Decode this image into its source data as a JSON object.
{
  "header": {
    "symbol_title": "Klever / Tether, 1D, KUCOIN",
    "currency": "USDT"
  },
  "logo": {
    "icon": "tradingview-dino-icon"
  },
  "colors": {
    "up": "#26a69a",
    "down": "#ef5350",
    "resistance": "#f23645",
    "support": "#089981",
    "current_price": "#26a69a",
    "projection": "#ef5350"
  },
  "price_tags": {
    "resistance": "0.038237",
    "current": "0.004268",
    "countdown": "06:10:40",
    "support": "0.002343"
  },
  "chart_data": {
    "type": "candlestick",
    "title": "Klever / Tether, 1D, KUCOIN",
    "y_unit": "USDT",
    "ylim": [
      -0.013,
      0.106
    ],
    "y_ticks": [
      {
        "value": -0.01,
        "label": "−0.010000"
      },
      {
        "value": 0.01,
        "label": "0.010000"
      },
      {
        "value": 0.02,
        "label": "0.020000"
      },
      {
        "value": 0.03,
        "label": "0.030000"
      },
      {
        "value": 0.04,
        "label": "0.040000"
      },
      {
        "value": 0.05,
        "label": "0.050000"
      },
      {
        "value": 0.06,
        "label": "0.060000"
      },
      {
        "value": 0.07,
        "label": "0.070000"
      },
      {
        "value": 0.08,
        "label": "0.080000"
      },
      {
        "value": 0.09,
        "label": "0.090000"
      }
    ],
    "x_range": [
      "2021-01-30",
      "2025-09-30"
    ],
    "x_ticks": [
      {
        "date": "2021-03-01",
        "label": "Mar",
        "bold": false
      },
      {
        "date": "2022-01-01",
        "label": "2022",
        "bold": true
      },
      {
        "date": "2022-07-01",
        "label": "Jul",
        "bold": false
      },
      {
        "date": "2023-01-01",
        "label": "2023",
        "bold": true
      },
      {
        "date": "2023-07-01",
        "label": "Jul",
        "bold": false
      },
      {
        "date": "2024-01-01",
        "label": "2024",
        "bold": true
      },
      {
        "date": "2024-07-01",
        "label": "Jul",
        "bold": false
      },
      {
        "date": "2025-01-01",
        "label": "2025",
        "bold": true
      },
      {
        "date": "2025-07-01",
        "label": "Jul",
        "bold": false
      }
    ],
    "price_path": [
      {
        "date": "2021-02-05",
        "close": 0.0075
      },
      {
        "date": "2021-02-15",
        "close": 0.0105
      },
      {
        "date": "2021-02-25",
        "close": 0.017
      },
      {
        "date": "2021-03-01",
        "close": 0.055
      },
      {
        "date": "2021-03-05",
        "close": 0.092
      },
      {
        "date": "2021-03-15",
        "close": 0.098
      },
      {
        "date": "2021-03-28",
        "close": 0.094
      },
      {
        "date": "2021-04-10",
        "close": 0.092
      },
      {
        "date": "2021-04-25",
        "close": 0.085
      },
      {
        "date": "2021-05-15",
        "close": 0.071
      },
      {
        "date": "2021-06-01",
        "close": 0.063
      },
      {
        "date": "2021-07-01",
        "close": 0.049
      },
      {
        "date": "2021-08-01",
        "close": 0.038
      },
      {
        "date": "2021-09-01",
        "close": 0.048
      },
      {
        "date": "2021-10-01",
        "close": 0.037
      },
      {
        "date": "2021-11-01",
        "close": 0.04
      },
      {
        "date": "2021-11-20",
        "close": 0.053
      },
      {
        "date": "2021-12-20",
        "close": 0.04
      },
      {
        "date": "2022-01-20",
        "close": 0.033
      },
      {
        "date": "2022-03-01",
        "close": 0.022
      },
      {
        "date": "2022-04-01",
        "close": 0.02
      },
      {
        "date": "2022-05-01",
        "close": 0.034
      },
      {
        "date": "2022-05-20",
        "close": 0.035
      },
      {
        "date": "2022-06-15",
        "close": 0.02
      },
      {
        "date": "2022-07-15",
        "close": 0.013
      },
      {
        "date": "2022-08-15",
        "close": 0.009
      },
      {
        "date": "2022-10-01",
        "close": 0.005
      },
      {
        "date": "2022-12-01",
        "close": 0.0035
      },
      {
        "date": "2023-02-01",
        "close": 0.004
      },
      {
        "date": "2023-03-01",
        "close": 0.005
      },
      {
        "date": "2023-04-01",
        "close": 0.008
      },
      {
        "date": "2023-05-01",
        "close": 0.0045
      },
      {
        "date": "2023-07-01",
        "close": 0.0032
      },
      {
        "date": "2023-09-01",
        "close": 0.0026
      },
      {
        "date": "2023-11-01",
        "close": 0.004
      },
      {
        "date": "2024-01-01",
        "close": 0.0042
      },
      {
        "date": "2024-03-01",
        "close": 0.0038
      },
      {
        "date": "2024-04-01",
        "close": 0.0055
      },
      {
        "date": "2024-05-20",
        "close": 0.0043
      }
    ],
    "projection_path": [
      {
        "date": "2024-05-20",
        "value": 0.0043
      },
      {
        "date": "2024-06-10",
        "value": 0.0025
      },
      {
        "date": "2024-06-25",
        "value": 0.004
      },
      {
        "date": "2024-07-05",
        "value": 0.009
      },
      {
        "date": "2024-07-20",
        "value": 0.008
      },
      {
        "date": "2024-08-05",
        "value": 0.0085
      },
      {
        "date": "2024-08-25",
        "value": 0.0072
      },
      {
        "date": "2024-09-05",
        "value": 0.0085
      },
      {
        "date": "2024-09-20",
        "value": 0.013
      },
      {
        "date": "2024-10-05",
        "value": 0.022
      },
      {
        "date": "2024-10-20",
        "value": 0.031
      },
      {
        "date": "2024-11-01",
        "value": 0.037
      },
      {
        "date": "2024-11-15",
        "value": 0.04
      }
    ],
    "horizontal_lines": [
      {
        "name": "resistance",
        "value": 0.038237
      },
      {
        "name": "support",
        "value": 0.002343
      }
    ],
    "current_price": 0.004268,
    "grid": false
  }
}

┄┄┄┄┄┄

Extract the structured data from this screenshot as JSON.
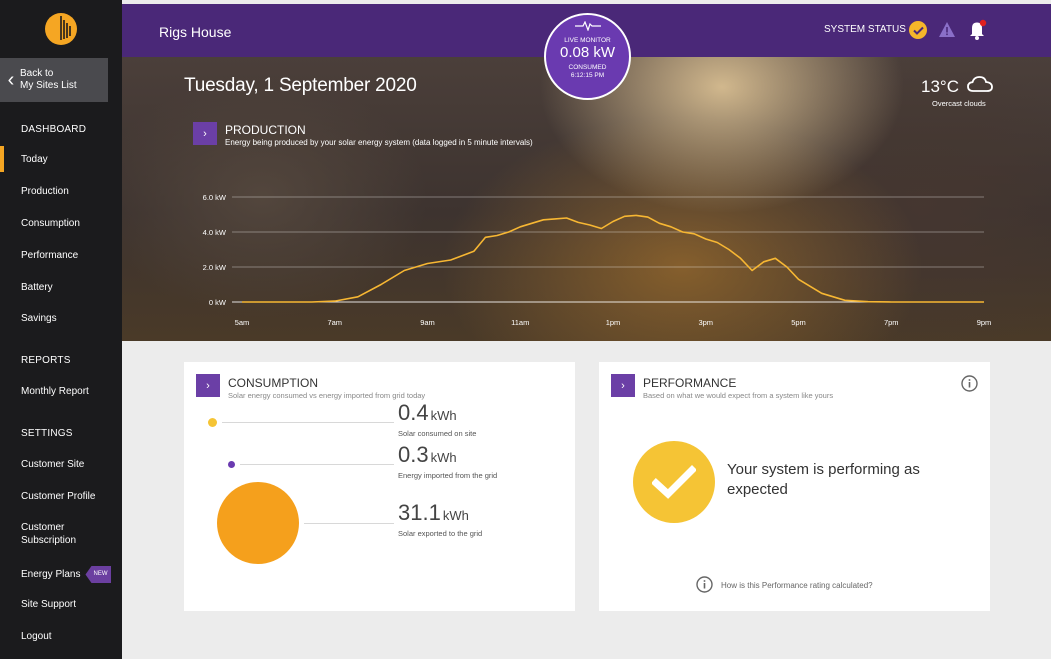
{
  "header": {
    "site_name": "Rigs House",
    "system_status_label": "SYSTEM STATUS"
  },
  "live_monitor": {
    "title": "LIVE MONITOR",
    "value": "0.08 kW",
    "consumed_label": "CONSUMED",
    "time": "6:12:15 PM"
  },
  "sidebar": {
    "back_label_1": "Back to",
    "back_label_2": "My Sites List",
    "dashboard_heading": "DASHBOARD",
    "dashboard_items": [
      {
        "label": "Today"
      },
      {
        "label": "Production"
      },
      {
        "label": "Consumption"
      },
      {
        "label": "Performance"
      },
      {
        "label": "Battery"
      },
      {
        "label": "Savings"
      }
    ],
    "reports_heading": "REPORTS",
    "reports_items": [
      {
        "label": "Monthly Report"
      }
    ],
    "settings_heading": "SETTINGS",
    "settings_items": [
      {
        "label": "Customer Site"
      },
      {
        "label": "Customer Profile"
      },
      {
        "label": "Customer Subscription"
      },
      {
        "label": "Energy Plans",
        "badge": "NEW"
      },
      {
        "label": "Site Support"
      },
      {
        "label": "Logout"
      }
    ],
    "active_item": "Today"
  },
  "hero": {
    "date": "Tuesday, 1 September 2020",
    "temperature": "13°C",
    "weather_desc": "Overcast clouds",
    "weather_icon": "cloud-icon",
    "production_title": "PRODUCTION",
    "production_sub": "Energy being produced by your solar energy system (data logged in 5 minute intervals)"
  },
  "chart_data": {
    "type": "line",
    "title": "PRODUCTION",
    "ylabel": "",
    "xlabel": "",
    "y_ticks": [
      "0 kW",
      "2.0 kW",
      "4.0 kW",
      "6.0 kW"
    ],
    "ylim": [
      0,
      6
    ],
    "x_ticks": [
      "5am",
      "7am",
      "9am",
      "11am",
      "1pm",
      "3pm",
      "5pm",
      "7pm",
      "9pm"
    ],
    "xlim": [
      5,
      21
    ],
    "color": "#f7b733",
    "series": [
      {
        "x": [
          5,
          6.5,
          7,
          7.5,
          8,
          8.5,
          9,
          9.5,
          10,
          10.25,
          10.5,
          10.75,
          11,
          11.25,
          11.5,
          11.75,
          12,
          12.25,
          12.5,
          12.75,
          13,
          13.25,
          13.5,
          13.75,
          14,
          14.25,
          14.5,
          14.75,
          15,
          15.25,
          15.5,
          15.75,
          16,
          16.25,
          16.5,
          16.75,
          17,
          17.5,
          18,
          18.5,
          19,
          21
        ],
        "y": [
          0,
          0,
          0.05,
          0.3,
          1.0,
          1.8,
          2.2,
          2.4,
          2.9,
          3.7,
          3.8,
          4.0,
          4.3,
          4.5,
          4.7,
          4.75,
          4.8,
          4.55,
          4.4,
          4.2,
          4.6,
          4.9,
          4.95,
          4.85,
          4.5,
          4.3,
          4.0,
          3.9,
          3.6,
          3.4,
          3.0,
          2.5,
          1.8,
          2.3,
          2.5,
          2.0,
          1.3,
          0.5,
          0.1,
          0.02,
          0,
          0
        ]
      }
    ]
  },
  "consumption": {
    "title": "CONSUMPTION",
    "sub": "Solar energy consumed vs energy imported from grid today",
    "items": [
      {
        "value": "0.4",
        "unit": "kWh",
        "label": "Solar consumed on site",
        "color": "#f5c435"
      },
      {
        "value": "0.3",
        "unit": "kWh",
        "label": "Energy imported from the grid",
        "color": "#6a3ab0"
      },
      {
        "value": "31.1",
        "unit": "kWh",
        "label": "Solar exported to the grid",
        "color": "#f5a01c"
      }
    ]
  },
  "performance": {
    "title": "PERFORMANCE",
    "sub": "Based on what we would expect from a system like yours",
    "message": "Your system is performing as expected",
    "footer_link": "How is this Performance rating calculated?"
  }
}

┄┄┄┄┄┄

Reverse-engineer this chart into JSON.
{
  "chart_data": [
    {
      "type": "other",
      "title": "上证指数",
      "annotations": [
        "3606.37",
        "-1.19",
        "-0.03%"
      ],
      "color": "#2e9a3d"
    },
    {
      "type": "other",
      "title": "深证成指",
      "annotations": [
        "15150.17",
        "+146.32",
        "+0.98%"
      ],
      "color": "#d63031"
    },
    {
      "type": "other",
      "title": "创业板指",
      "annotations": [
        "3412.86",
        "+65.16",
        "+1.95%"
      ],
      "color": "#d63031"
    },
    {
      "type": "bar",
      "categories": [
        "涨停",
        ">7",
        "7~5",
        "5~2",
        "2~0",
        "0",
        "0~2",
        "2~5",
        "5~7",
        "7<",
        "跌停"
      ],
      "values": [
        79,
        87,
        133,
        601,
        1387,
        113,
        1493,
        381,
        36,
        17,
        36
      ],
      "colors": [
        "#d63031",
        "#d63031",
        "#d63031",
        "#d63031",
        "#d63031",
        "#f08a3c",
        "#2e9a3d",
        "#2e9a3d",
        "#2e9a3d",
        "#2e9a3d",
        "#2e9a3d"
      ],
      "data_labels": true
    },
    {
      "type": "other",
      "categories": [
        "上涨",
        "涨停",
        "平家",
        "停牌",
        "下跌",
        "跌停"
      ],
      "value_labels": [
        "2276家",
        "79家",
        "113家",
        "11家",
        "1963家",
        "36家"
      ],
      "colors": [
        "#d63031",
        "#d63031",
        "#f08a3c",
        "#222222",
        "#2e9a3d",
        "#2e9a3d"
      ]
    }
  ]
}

┄┄┄┄┄┄

#### What the task asks
Identify each line containing the string "imported" and copy it out.

#### Written reply
    "sub": "Solar energy consumed vs energy imported from grid today",
        "label": "Energy imported from the grid",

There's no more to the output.